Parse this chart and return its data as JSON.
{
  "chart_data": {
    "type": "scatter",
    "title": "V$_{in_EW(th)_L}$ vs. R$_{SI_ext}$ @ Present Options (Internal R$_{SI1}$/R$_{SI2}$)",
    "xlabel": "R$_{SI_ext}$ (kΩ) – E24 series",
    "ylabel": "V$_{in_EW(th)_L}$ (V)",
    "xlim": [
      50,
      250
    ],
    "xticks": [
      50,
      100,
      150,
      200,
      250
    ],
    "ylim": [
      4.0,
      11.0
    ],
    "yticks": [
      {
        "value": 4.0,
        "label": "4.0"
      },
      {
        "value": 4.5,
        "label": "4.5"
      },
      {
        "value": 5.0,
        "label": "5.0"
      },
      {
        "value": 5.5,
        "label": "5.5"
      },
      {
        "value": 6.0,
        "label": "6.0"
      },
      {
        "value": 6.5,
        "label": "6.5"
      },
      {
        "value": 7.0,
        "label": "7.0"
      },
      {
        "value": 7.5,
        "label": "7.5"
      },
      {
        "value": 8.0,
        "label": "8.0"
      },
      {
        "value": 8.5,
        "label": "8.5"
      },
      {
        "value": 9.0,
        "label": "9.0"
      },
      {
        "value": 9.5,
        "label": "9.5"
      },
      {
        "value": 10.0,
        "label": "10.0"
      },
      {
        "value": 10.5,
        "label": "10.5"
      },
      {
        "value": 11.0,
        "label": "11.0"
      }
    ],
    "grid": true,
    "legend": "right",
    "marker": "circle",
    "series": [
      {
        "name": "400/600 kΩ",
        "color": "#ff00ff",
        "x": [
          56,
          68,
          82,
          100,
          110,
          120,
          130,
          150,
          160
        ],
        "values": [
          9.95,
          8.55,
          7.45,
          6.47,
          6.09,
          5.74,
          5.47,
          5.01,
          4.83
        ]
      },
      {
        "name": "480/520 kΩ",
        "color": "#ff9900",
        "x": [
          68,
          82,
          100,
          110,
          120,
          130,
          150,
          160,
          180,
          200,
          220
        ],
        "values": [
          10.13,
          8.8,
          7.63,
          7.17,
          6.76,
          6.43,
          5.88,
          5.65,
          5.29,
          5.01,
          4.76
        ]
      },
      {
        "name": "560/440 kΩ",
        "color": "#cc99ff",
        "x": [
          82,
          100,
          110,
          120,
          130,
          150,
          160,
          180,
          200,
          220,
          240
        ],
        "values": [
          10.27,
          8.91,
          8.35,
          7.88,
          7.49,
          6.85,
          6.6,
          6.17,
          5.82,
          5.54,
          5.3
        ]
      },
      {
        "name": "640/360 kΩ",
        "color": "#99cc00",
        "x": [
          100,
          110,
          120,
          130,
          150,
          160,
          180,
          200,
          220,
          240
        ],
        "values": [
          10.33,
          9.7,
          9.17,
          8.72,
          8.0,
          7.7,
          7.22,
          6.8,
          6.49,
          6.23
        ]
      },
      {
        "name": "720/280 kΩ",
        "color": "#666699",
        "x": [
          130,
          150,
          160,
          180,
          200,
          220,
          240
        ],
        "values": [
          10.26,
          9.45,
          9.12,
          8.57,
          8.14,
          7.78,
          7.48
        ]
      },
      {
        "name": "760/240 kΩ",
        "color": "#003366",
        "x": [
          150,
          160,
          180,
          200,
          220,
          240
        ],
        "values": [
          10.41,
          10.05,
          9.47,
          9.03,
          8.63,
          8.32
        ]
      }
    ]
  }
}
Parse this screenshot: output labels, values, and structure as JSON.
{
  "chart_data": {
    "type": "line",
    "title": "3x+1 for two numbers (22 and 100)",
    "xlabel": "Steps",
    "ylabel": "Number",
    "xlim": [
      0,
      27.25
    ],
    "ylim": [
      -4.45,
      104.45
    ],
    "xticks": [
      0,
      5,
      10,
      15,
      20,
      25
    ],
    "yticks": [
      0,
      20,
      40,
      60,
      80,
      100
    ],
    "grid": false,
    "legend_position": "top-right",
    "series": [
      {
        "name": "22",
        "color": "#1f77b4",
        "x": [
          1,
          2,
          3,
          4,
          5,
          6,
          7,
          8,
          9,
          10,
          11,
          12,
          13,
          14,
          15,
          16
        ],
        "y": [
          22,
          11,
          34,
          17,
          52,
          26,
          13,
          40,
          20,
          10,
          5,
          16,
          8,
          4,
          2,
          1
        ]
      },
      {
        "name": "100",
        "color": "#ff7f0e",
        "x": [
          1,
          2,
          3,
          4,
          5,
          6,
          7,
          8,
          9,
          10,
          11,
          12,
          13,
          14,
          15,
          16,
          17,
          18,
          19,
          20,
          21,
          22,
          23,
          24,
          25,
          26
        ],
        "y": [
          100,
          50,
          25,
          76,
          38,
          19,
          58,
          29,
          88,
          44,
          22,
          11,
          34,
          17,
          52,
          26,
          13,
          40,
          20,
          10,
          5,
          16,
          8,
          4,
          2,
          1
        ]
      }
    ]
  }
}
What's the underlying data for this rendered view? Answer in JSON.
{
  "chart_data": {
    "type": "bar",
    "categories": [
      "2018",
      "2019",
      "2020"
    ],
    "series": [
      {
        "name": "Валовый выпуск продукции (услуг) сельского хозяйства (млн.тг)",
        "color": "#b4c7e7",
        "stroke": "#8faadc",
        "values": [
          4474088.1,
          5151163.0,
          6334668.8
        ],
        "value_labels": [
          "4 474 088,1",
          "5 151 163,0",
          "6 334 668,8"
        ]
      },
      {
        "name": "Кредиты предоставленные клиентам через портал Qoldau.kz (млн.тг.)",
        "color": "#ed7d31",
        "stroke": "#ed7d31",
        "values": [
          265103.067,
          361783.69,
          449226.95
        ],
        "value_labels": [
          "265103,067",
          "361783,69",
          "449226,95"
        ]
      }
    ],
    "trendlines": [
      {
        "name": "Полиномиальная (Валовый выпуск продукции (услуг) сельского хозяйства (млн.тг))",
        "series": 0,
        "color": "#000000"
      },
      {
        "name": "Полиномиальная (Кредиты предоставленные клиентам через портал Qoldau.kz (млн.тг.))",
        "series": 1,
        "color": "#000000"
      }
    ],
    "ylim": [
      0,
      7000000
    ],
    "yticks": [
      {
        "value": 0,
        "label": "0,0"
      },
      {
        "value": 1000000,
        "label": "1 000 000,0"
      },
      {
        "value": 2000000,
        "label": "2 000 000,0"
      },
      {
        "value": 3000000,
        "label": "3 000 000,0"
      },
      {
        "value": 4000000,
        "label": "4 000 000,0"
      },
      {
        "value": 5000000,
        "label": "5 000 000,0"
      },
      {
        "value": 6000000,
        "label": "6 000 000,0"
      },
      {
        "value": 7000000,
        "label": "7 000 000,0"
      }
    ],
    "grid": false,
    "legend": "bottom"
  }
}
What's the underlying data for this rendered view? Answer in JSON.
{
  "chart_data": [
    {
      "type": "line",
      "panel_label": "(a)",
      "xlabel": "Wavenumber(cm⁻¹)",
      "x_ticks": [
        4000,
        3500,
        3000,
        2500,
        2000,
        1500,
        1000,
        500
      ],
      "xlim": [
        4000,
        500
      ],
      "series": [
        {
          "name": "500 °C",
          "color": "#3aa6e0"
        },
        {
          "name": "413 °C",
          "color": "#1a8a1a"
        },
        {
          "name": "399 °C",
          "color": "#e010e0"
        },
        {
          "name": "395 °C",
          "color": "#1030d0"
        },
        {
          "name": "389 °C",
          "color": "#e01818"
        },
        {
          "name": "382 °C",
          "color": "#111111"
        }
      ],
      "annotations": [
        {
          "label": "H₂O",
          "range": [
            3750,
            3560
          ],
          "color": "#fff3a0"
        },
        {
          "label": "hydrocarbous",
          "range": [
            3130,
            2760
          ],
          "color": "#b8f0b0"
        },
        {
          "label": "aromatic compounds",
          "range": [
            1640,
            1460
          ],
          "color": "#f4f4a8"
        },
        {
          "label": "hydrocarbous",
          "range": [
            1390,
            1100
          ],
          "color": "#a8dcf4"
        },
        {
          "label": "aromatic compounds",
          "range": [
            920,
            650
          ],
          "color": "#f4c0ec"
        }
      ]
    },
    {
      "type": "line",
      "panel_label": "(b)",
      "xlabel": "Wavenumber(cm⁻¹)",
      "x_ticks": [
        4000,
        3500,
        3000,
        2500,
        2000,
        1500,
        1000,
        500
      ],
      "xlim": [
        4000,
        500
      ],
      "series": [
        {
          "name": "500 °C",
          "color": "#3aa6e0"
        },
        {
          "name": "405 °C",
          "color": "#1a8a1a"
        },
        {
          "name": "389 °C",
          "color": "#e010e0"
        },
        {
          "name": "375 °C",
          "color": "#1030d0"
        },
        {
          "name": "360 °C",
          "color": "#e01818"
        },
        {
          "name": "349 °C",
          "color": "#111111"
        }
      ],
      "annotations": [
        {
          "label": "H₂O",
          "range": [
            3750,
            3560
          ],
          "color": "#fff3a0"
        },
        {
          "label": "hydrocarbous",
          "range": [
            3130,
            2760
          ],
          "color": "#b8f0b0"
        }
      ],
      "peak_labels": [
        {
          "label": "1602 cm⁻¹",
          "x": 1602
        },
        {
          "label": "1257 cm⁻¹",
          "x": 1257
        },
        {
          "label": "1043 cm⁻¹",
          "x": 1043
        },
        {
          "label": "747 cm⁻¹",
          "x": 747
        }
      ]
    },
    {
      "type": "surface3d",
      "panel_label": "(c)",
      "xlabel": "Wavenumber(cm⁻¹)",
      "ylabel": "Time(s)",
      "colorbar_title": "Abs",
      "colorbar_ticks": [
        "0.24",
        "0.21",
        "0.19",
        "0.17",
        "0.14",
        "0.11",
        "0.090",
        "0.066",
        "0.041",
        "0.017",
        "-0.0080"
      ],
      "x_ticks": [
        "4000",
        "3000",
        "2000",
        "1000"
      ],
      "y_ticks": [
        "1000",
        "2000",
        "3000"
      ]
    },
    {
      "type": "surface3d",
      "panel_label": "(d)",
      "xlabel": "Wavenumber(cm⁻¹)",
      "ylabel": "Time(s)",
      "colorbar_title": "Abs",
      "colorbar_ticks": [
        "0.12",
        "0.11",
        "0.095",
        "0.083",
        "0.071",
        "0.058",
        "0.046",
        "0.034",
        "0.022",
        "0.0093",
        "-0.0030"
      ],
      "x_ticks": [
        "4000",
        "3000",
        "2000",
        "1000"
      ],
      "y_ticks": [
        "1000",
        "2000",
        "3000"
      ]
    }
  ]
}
○ ○ ○ ○
Pick out every line above that contains the word "Полиномиальная" and copy it.

        "name": "Полиномиальная (Валовый выпуск продукции (услуг) сельского хозяйства (млн.тг))",
        "name": "Полиномиальная (Кредиты предоставленные клиентам через портал Qoldau.kz (млн.тг.))",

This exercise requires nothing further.